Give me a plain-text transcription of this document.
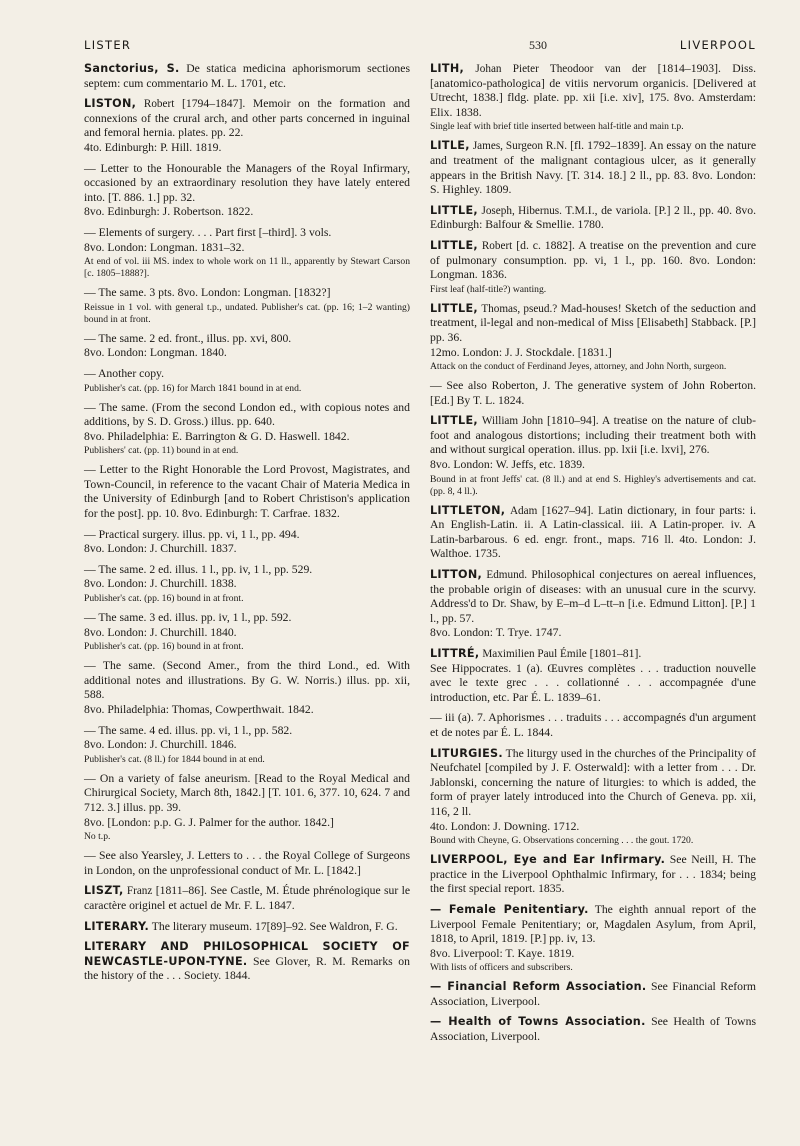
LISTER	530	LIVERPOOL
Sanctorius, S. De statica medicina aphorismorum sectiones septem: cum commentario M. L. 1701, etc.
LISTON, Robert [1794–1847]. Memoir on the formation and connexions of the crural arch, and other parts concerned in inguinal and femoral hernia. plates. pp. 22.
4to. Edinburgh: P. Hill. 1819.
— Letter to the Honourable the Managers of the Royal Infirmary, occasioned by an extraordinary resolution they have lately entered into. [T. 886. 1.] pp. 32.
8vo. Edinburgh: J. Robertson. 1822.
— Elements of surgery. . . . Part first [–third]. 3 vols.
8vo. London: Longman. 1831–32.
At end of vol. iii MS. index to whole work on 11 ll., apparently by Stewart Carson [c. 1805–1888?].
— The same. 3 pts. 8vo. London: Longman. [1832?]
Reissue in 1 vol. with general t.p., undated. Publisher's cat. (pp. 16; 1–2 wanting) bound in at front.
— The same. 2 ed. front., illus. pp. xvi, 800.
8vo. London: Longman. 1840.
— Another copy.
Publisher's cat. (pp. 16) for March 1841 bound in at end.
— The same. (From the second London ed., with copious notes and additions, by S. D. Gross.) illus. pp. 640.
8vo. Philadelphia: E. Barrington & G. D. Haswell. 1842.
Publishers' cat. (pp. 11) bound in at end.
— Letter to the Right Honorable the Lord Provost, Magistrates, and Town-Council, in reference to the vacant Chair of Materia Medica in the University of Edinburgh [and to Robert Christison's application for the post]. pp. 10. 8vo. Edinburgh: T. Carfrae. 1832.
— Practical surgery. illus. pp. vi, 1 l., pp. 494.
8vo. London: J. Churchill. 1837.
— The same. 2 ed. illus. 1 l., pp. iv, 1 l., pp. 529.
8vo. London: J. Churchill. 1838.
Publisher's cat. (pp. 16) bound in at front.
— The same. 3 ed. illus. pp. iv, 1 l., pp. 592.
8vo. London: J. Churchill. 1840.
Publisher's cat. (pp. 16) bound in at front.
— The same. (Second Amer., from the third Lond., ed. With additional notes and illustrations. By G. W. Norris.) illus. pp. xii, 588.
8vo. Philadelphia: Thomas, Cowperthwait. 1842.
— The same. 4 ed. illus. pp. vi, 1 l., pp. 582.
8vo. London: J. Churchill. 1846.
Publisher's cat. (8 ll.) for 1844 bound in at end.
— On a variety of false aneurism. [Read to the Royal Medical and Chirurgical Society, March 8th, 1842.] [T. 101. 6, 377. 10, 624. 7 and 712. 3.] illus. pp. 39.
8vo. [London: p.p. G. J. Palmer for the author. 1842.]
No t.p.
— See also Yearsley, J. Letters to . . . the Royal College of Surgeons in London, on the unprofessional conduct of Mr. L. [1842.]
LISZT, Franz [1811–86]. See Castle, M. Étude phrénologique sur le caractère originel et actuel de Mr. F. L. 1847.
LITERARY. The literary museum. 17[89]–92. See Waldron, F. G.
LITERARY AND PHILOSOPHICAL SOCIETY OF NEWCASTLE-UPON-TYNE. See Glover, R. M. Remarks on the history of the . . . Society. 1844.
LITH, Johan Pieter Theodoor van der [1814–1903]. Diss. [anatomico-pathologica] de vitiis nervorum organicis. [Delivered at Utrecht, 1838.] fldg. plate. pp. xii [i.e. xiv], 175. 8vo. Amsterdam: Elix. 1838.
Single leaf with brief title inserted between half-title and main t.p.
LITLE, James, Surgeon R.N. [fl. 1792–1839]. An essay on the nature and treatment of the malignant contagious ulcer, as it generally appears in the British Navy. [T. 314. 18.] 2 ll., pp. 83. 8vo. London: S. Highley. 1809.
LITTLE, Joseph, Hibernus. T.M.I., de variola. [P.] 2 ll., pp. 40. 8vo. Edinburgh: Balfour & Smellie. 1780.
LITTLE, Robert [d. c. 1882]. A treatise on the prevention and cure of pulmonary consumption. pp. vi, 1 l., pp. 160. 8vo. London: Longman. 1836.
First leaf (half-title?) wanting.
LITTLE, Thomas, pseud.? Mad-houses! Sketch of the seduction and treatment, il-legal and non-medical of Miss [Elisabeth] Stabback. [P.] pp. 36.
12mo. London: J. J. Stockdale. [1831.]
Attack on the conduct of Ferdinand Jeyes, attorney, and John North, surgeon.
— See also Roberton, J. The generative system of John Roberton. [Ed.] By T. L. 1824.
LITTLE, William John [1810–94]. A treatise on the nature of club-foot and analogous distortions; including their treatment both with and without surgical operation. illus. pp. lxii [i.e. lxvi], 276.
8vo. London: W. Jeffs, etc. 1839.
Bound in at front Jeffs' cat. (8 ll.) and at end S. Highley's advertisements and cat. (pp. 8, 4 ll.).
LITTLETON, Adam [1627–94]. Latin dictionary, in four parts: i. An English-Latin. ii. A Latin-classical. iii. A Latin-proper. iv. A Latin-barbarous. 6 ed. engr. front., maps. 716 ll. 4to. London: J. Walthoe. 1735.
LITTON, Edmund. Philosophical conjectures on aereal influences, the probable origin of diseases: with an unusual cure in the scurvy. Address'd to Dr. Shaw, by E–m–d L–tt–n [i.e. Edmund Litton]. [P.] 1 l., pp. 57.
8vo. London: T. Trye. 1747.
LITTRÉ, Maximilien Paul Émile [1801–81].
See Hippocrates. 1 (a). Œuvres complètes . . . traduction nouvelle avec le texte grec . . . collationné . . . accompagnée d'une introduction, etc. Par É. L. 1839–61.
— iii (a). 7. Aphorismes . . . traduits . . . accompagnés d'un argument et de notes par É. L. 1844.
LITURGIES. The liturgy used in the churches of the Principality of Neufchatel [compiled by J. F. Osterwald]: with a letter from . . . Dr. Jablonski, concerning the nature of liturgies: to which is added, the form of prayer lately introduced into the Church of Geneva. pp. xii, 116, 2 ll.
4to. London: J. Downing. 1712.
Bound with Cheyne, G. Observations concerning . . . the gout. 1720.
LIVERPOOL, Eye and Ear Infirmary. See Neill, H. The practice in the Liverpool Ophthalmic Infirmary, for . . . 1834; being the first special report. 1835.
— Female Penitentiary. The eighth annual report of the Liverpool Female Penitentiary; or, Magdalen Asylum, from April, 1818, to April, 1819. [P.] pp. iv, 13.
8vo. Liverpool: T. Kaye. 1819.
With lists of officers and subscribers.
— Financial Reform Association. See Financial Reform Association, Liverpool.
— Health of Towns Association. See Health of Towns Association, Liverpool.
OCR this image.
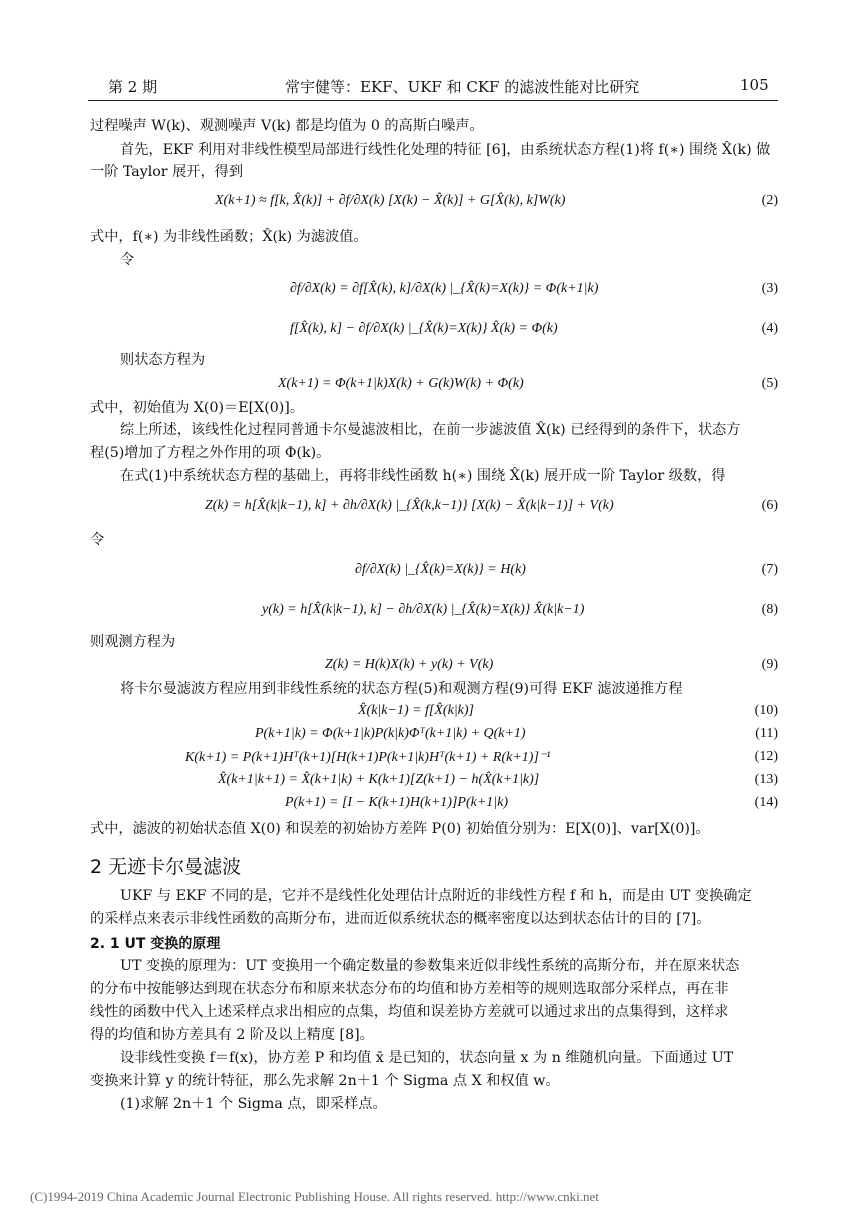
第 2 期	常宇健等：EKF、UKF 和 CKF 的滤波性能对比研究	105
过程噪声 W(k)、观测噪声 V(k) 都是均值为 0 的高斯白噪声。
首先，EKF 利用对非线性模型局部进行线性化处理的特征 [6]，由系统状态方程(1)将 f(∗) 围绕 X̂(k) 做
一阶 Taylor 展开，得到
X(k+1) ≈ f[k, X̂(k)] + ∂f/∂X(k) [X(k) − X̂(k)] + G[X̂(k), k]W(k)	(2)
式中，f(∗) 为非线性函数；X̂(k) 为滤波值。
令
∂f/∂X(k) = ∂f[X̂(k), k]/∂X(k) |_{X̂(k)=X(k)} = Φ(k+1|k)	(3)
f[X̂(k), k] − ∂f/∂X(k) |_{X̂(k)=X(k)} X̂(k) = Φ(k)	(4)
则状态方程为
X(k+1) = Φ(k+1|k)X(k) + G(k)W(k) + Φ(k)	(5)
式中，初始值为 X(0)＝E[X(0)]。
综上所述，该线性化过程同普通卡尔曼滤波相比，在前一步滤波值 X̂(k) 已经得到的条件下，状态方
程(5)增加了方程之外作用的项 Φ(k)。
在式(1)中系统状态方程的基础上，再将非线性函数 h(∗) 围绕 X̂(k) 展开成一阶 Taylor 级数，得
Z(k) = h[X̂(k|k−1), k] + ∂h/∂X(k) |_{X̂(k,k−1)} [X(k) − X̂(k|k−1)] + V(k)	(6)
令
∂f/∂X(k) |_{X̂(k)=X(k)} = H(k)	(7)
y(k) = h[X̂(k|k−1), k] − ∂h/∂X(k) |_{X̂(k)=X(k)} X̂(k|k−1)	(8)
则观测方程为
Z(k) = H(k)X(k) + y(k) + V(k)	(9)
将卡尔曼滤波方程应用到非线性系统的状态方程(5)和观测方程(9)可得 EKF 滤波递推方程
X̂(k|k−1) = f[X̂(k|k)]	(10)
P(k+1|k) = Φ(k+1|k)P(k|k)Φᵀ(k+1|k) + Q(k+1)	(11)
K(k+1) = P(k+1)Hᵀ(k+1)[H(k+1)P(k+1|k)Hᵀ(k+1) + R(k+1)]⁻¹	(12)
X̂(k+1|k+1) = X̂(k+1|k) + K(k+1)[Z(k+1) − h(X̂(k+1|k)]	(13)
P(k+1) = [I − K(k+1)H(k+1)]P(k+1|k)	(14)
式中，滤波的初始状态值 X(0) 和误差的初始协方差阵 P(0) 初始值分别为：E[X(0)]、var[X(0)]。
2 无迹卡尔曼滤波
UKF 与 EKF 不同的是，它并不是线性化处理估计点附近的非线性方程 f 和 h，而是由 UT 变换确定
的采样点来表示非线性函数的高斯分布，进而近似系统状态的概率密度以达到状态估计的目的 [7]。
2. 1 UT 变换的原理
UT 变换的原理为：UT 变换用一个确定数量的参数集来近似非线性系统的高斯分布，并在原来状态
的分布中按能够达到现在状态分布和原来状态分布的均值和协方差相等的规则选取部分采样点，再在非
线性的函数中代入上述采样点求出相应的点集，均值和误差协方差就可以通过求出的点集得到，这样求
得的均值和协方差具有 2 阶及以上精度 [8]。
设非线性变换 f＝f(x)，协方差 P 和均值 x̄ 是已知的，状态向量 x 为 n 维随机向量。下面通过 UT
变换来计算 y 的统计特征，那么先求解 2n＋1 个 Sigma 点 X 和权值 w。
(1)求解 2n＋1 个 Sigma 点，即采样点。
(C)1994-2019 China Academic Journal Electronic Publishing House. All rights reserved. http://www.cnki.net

☆ ☆ ☆ ☆

**Given problem:**
Pick out the lines containing the string "Infirmary" and show them.

**Result below:**
— Letter to the Honourable the Managers of the Royal Infirmary, occasioned by an extraordinary resolution they have lately entered into. [T. 886. 1.] pp. 32.
LIVERPOOL, Eye and Ear Infirmary. See Neill, H. The practice in the Liverpool Ophthalmic Infirmary, for . . . 1834; being the first special report. 1835.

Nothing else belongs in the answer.